─── Given entries ───
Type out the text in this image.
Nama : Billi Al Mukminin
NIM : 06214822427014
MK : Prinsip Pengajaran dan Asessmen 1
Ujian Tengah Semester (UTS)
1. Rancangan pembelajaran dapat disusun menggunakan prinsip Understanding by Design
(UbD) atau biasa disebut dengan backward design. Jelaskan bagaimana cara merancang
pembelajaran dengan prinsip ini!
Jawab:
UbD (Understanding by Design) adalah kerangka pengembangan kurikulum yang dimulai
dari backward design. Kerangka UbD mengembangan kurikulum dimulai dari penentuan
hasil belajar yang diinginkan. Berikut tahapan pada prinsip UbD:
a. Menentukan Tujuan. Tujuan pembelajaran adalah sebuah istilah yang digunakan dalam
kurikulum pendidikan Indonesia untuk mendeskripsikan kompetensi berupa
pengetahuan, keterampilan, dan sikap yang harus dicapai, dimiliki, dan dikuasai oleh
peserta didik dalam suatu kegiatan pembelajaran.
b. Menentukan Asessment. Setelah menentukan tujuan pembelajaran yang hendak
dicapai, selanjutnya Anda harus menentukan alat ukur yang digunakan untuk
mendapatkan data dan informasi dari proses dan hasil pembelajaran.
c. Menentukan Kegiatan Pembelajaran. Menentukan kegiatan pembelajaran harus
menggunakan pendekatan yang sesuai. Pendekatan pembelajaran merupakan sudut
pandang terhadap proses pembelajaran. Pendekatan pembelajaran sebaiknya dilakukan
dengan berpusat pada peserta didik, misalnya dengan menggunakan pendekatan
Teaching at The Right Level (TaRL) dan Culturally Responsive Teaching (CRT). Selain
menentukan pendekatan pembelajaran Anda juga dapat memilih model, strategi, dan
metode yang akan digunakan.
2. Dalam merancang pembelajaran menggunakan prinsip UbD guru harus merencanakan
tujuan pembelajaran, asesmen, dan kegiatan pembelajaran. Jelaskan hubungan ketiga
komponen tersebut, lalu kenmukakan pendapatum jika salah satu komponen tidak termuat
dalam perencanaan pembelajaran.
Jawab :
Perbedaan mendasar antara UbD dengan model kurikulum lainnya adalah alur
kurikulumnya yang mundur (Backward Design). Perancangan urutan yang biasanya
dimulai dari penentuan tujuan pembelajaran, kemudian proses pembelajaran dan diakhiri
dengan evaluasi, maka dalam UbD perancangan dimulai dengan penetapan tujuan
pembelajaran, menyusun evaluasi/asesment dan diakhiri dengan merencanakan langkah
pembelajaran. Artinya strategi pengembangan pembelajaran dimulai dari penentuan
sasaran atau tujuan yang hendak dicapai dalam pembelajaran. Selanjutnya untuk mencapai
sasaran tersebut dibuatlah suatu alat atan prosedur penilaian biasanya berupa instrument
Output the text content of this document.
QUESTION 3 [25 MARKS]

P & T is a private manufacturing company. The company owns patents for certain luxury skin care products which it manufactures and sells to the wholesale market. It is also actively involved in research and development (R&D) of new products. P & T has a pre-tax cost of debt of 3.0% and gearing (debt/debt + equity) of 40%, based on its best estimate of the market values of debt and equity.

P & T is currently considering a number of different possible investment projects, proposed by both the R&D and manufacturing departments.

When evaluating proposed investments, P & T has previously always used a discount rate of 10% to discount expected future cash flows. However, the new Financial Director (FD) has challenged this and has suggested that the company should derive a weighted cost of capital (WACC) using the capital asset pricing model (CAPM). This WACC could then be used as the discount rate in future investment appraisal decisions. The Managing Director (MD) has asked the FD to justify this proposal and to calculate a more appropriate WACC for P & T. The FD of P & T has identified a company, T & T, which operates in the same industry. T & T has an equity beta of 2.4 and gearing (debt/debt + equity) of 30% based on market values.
───
- **Objective**: The records above should be returned exactly.

- **Worked solution**:
Type out the text in this image.
Nama : Billi Al Mukminin
NIM : 06214822427014
MK : Prinsip Pengajaran dan Asessmen 1
Ujian Tengah Semester (UTS)
1. Rancangan pembelajaran dapat disusun menggunakan prinsip Understanding by Design
(UbD) atau biasa disebut dengan backward design. Jelaskan bagaimana cara merancang
pembelajaran dengan prinsip ini!
Jawab:
UbD (Understanding by Design) adalah kerangka pengembangan kurikulum yang dimulai
dari backward design. Kerangka UbD mengembangan kurikulum dimulai dari penentuan
hasil belajar yang diinginkan. Berikut tahapan pada prinsip UbD:
a. Menentukan Tujuan. Tujuan pembelajaran adalah sebuah istilah yang digunakan dalam
kurikulum pendidikan Indonesia untuk mendeskripsikan kompetensi berupa
pengetahuan, keterampilan, dan sikap yang harus dicapai, dimiliki, dan dikuasai oleh
peserta didik dalam suatu kegiatan pembelajaran.
b. Menentukan Asessment. Setelah menentukan tujuan pembelajaran yang hendak
dicapai, selanjutnya Anda harus menentukan alat ukur yang digunakan untuk
mendapatkan data dan informasi dari proses dan hasil pembelajaran.
c. Menentukan Kegiatan Pembelajaran. Menentukan kegiatan pembelajaran harus
menggunakan pendekatan yang sesuai. Pendekatan pembelajaran merupakan sudut
pandang terhadap proses pembelajaran. Pendekatan pembelajaran sebaiknya dilakukan
dengan berpusat pada peserta didik, misalnya dengan menggunakan pendekatan
Teaching at The Right Level (TaRL) dan Culturally Responsive Teaching (CRT). Selain
menentukan pendekatan pembelajaran Anda juga dapat memilih model, strategi, dan
metode yang akan digunakan.
2. Dalam merancang pembelajaran menggunakan prinsip UbD guru harus merencanakan
tujuan pembelajaran, asesmen, dan kegiatan pembelajaran. Jelaskan hubungan ketiga
komponen tersebut, lalu kenmukakan pendapatum jika salah satu komponen tidak termuat
dalam perencanaan pembelajaran.
Jawab :
Perbedaan mendasar antara UbD dengan model kurikulum lainnya adalah alur
kurikulumnya yang mundur (Backward Design). Perancangan urutan yang biasanya
dimulai dari penentuan tujuan pembelajaran, kemudian proses pembelajaran dan diakhiri
dengan evaluasi, maka dalam UbD perancangan dimulai dengan penetapan tujuan
pembelajaran, menyusun evaluasi/asesment dan diakhiri dengan merencanakan langkah
pembelajaran. Artinya strategi pengembangan pembelajaran dimulai dari penentuan
sasaran atau tujuan yang hendak dicapai dalam pembelajaran. Selanjutnya untuk mencapai
sasaran tersebut dibuatlah suatu alat atan prosedur penilaian biasanya berupa instrument
Output the text content of this document.
QUESTION 3 [25 MARKS]

P & T is a private manufacturing company. The company owns patents for certain luxury skin care products which it manufactures and sells to the wholesale market. It is also actively involved in research and development (R&D) of new products. P & T has a pre-tax cost of debt of 3.0% and gearing (debt/debt + equity) of 40%, based on its best estimate of the market values of debt and equity.

P & T is currently considering a number of different possible investment projects, proposed by both the R&D and manufacturing departments.

When evaluating proposed investments, P & T has previously always used a discount rate of 10% to discount expected future cash flows. However, the new Financial Director (FD) has challenged this and has suggested that the company should derive a weighted cost of capital (WACC) using the capital asset pricing model (CAPM). This WACC could then be used as the discount rate in future investment appraisal decisions. The Managing Director (MD) has asked the FD to justify this proposal and to calculate a more appropriate WACC for P & T. The FD of P & T has identified a company, T & T, which operates in the same industry. T & T has an equity beta of 2.4 and gearing (debt/debt + equity) of 30% based on market values.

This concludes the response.